■ What is required: Copy the material that follows word for word and omit its pictures.

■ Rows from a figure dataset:
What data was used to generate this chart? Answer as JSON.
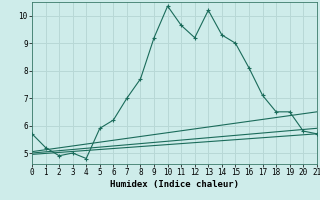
{
  "main_x": [
    0,
    1,
    2,
    3,
    4,
    5,
    6,
    7,
    8,
    9,
    10,
    11,
    12,
    13,
    14,
    15,
    16,
    17,
    18,
    19,
    20,
    21
  ],
  "main_y": [
    5.7,
    5.2,
    4.9,
    5.0,
    4.8,
    5.9,
    6.2,
    7.0,
    7.7,
    9.2,
    10.35,
    9.65,
    9.2,
    10.2,
    9.3,
    9.0,
    8.1,
    7.1,
    6.5,
    6.5,
    5.8,
    5.7
  ],
  "flat_lines": [
    {
      "x": [
        0,
        21
      ],
      "y": [
        5.05,
        6.5
      ]
    },
    {
      "x": [
        0,
        21
      ],
      "y": [
        5.0,
        5.9
      ]
    },
    {
      "x": [
        0,
        21
      ],
      "y": [
        4.95,
        5.7
      ]
    }
  ],
  "line_color": "#1a6b5a",
  "bg_color": "#ceecea",
  "grid_color": "#b8d8d6",
  "xlabel": "Humidex (Indice chaleur)",
  "xlim": [
    0,
    21
  ],
  "ylim": [
    4.6,
    10.5
  ],
  "yticks": [
    5,
    6,
    7,
    8,
    9,
    10
  ],
  "xticks": [
    0,
    1,
    2,
    3,
    4,
    5,
    6,
    7,
    8,
    9,
    10,
    11,
    12,
    13,
    14,
    15,
    16,
    17,
    18,
    19,
    20,
    21
  ]
}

■ Task answer:
What data was used to generate this chart? Answer as JSON.
{
  "main_x": [
    0,
    1,
    2,
    3,
    4,
    5,
    6,
    7,
    8,
    9,
    10,
    11,
    12,
    13,
    14,
    15,
    16,
    17,
    18,
    19,
    20,
    21
  ],
  "main_y": [
    5.7,
    5.2,
    4.9,
    5.0,
    4.8,
    5.9,
    6.2,
    7.0,
    7.7,
    9.2,
    10.35,
    9.65,
    9.2,
    10.2,
    9.3,
    9.0,
    8.1,
    7.1,
    6.5,
    6.5,
    5.8,
    5.7
  ],
  "flat_lines": [
    {
      "x": [
        0,
        21
      ],
      "y": [
        5.05,
        6.5
      ]
    },
    {
      "x": [
        0,
        21
      ],
      "y": [
        5.0,
        5.9
      ]
    },
    {
      "x": [
        0,
        21
      ],
      "y": [
        4.95,
        5.7
      ]
    }
  ],
  "line_color": "#1a6b5a",
  "bg_color": "#ceecea",
  "grid_color": "#b8d8d6",
  "xlabel": "Humidex (Indice chaleur)",
  "xlim": [
    0,
    21
  ],
  "ylim": [
    4.6,
    10.5
  ],
  "yticks": [
    5,
    6,
    7,
    8,
    9,
    10
  ],
  "xticks": [
    0,
    1,
    2,
    3,
    4,
    5,
    6,
    7,
    8,
    9,
    10,
    11,
    12,
    13,
    14,
    15,
    16,
    17,
    18,
    19,
    20,
    21
  ]
}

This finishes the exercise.